──────── EXTRACTED MATERIAL

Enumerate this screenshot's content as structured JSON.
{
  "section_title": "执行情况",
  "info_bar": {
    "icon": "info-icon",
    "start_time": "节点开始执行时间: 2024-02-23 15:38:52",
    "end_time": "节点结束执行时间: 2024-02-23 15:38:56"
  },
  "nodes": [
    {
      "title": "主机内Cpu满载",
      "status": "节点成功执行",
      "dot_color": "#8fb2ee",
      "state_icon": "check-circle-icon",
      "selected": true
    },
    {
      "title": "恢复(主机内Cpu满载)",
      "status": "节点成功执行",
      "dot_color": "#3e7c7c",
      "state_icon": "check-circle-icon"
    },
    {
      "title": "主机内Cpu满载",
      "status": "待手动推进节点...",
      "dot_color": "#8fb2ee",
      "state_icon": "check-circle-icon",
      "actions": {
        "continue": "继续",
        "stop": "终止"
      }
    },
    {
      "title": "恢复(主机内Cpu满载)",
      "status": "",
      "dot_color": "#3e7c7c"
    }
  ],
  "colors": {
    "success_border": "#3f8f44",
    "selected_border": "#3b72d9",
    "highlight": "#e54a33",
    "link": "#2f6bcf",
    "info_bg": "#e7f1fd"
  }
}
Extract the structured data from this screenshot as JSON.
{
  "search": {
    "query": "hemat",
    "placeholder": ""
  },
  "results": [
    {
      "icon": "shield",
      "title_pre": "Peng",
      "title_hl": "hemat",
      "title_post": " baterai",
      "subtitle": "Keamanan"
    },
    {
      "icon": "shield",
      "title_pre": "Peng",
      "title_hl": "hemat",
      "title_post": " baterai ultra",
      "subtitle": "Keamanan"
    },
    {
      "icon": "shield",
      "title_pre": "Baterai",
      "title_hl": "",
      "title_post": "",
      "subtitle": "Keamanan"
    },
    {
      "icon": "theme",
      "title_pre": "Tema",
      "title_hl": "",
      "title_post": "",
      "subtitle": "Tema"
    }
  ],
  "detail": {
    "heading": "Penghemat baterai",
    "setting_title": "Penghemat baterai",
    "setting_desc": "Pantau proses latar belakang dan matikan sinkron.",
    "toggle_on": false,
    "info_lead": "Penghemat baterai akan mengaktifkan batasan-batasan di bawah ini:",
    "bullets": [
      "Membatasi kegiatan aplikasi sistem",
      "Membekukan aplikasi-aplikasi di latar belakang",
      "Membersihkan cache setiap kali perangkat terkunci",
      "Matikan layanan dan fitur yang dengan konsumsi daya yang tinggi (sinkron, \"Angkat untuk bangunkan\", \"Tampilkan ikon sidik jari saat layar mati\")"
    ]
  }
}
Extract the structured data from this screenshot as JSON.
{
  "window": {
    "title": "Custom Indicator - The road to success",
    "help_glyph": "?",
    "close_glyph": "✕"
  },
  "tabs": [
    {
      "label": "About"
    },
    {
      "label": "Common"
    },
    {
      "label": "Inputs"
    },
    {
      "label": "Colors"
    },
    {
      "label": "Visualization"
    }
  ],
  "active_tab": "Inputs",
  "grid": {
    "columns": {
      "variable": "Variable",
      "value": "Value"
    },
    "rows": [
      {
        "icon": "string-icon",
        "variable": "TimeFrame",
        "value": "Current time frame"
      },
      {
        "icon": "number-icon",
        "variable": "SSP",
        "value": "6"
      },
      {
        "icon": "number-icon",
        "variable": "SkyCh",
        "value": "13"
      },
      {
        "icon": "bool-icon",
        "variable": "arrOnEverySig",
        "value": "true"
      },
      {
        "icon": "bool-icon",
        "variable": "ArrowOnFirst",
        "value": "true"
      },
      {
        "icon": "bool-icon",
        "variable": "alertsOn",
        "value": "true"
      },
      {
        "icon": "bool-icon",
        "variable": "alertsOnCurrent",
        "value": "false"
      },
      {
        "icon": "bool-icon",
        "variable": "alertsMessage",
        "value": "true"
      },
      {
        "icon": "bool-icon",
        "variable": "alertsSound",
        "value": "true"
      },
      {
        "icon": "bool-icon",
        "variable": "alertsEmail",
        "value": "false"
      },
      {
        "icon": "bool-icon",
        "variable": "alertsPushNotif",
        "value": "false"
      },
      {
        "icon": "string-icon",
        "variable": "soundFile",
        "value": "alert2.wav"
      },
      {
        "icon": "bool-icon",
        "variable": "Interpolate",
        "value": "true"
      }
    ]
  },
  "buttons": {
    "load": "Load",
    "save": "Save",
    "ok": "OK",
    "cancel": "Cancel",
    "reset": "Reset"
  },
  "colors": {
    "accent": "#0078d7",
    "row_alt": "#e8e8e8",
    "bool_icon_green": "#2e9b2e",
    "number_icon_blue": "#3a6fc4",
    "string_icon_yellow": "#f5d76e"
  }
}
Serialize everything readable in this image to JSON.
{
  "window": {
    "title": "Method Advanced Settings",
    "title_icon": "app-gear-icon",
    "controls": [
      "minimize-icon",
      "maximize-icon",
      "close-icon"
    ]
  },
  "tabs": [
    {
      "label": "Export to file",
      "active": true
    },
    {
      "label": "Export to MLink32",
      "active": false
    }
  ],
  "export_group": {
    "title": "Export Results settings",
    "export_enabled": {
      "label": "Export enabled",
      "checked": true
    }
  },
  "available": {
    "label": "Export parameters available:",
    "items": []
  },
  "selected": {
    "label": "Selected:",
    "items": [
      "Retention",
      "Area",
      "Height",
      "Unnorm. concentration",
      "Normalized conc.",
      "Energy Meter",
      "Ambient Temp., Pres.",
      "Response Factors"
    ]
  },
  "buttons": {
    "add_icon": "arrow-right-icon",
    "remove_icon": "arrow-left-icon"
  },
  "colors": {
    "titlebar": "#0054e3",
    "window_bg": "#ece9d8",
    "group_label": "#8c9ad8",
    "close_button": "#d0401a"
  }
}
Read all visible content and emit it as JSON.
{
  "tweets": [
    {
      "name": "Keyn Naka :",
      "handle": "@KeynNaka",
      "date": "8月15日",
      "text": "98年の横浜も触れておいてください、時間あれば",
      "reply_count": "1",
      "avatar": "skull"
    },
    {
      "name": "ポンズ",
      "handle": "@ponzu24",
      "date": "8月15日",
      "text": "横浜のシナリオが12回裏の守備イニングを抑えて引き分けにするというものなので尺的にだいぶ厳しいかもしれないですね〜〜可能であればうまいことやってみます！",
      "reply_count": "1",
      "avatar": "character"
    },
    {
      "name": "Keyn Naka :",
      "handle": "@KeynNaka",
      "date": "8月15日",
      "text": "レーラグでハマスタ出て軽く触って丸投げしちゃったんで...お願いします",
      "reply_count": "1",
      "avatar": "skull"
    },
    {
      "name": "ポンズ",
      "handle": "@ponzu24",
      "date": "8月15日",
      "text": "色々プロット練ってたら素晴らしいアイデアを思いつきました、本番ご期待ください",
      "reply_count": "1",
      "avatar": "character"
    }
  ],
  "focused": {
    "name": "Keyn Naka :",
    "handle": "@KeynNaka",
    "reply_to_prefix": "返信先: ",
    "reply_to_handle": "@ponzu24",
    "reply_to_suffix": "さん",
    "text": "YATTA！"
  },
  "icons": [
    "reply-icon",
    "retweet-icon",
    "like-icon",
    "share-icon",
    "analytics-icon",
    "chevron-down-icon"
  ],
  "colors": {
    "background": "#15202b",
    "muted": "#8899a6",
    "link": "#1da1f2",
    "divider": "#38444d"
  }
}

────────────────

Every record above must be duplicated exactly.

WRITTEN SOLUTION:
Enumerate this screenshot's content as structured JSON.
{
  "section_title": "执行情况",
  "info_bar": {
    "icon": "info-icon",
    "start_time": "节点开始执行时间: 2024-02-23 15:38:52",
    "end_time": "节点结束执行时间: 2024-02-23 15:38:56"
  },
  "nodes": [
    {
      "title": "主机内Cpu满载",
      "status": "节点成功执行",
      "dot_color": "#8fb2ee",
      "state_icon": "check-circle-icon",
      "selected": true
    },
    {
      "title": "恢复(主机内Cpu满载)",
      "status": "节点成功执行",
      "dot_color": "#3e7c7c",
      "state_icon": "check-circle-icon"
    },
    {
      "title": "主机内Cpu满载",
      "status": "待手动推进节点...",
      "dot_color": "#8fb2ee",
      "state_icon": "check-circle-icon",
      "actions": {
        "continue": "继续",
        "stop": "终止"
      }
    },
    {
      "title": "恢复(主机内Cpu满载)",
      "status": "",
      "dot_color": "#3e7c7c"
    }
  ],
  "colors": {
    "success_border": "#3f8f44",
    "selected_border": "#3b72d9",
    "highlight": "#e54a33",
    "link": "#2f6bcf",
    "info_bg": "#e7f1fd"
  }
}
Extract the structured data from this screenshot as JSON.
{
  "search": {
    "query": "hemat",
    "placeholder": ""
  },
  "results": [
    {
      "icon": "shield",
      "title_pre": "Peng",
      "title_hl": "hemat",
      "title_post": " baterai",
      "subtitle": "Keamanan"
    },
    {
      "icon": "shield",
      "title_pre": "Peng",
      "title_hl": "hemat",
      "title_post": " baterai ultra",
      "subtitle": "Keamanan"
    },
    {
      "icon": "shield",
      "title_pre": "Baterai",
      "title_hl": "",
      "title_post": "",
      "subtitle": "Keamanan"
    },
    {
      "icon": "theme",
      "title_pre": "Tema",
      "title_hl": "",
      "title_post": "",
      "subtitle": "Tema"
    }
  ],
  "detail": {
    "heading": "Penghemat baterai",
    "setting_title": "Penghemat baterai",
    "setting_desc": "Pantau proses latar belakang dan matikan sinkron.",
    "toggle_on": false,
    "info_lead": "Penghemat baterai akan mengaktifkan batasan-batasan di bawah ini:",
    "bullets": [
      "Membatasi kegiatan aplikasi sistem",
      "Membekukan aplikasi-aplikasi di latar belakang",
      "Membersihkan cache setiap kali perangkat terkunci",
      "Matikan layanan dan fitur yang dengan konsumsi daya yang tinggi (sinkron, \"Angkat untuk bangunkan\", \"Tampilkan ikon sidik jari saat layar mati\")"
    ]
  }
}
Extract the structured data from this screenshot as JSON.
{
  "window": {
    "title": "Custom Indicator - The road to success",
    "help_glyph": "?",
    "close_glyph": "✕"
  },
  "tabs": [
    {
      "label": "About"
    },
    {
      "label": "Common"
    },
    {
      "label": "Inputs"
    },
    {
      "label": "Colors"
    },
    {
      "label": "Visualization"
    }
  ],
  "active_tab": "Inputs",
  "grid": {
    "columns": {
      "variable": "Variable",
      "value": "Value"
    },
    "rows": [
      {
        "icon": "string-icon",
        "variable": "TimeFrame",
        "value": "Current time frame"
      },
      {
        "icon": "number-icon",
        "variable": "SSP",
        "value": "6"
      },
      {
        "icon": "number-icon",
        "variable": "SkyCh",
        "value": "13"
      },
      {
        "icon": "bool-icon",
        "variable": "arrOnEverySig",
        "value": "true"
      },
      {
        "icon": "bool-icon",
        "variable": "ArrowOnFirst",
        "value": "true"
      },
      {
        "icon": "bool-icon",
        "variable": "alertsOn",
        "value": "true"
      },
      {
        "icon": "bool-icon",
        "variable": "alertsOnCurrent",
        "value": "false"
      },
      {
        "icon": "bool-icon",
        "variable": "alertsMessage",
        "value": "true"
      },
      {
        "icon": "bool-icon",
        "variable": "alertsSound",
        "value": "true"
      },
      {
        "icon": "bool-icon",
        "variable": "alertsEmail",
        "value": "false"
      },
      {
        "icon": "bool-icon",
        "variable": "alertsPushNotif",
        "value": "false"
      },
      {
        "icon": "string-icon",
        "variable": "soundFile",
        "value": "alert2.wav"
      },
      {
        "icon": "bool-icon",
        "variable": "Interpolate",
        "value": "true"
      }
    ]
  },
  "buttons": {
    "load": "Load",
    "save": "Save",
    "ok": "OK",
    "cancel": "Cancel",
    "reset": "Reset"
  },
  "colors": {
    "accent": "#0078d7",
    "row_alt": "#e8e8e8",
    "bool_icon_green": "#2e9b2e",
    "number_icon_blue": "#3a6fc4",
    "string_icon_yellow": "#f5d76e"
  }
}
Serialize everything readable in this image to JSON.
{
  "window": {
    "title": "Method Advanced Settings",
    "title_icon": "app-gear-icon",
    "controls": [
      "minimize-icon",
      "maximize-icon",
      "close-icon"
    ]
  },
  "tabs": [
    {
      "label": "Export to file",
      "active": true
    },
    {
      "label": "Export to MLink32",
      "active": false
    }
  ],
  "export_group": {
    "title": "Export Results settings",
    "export_enabled": {
      "label": "Export enabled",
      "checked": true
    }
  },
  "available": {
    "label": "Export parameters available:",
    "items": []
  },
  "selected": {
    "label": "Selected:",
    "items": [
      "Retention",
      "Area",
      "Height",
      "Unnorm. concentration",
      "Normalized conc.",
      "Energy Meter",
      "Ambient Temp., Pres.",
      "Response Factors"
    ]
  },
  "buttons": {
    "add_icon": "arrow-right-icon",
    "remove_icon": "arrow-left-icon"
  },
  "colors": {
    "titlebar": "#0054e3",
    "window_bg": "#ece9d8",
    "group_label": "#8c9ad8",
    "close_button": "#d0401a"
  }
}
Read all visible content and emit it as JSON.
{
  "tweets": [
    {
      "name": "Keyn Naka :",
      "handle": "@KeynNaka",
      "date": "8月15日",
      "text": "98年の横浜も触れておいてください、時間あれば",
      "reply_count": "1",
      "avatar": "skull"
    },
    {
      "name": "ポンズ",
      "handle": "@ponzu24",
      "date": "8月15日",
      "text": "横浜のシナリオが12回裏の守備イニングを抑えて引き分けにするというものなので尺的にだいぶ厳しいかもしれないですね〜〜可能であればうまいことやってみます！",
      "reply_count": "1",
      "avatar": "character"
    },
    {
      "name": "Keyn Naka :",
      "handle": "@KeynNaka",
      "date": "8月15日",
      "text": "レーラグでハマスタ出て軽く触って丸投げしちゃったんで...お願いします",
      "reply_count": "1",
      "avatar": "skull"
    },
    {
      "name": "ポンズ",
      "handle": "@ponzu24",
      "date": "8月15日",
      "text": "色々プロット練ってたら素晴らしいアイデアを思いつきました、本番ご期待ください",
      "reply_count": "1",
      "avatar": "character"
    }
  ],
  "focused": {
    "name": "Keyn Naka :",
    "handle": "@KeynNaka",
    "reply_to_prefix": "返信先: ",
    "reply_to_handle": "@ponzu24",
    "reply_to_suffix": "さん",
    "text": "YATTA！"
  },
  "icons": [
    "reply-icon",
    "retweet-icon",
    "like-icon",
    "share-icon",
    "analytics-icon",
    "chevron-down-icon"
  ],
  "colors": {
    "background": "#15202b",
    "muted": "#8899a6",
    "link": "#1da1f2",
    "divider": "#38444d"
  }
}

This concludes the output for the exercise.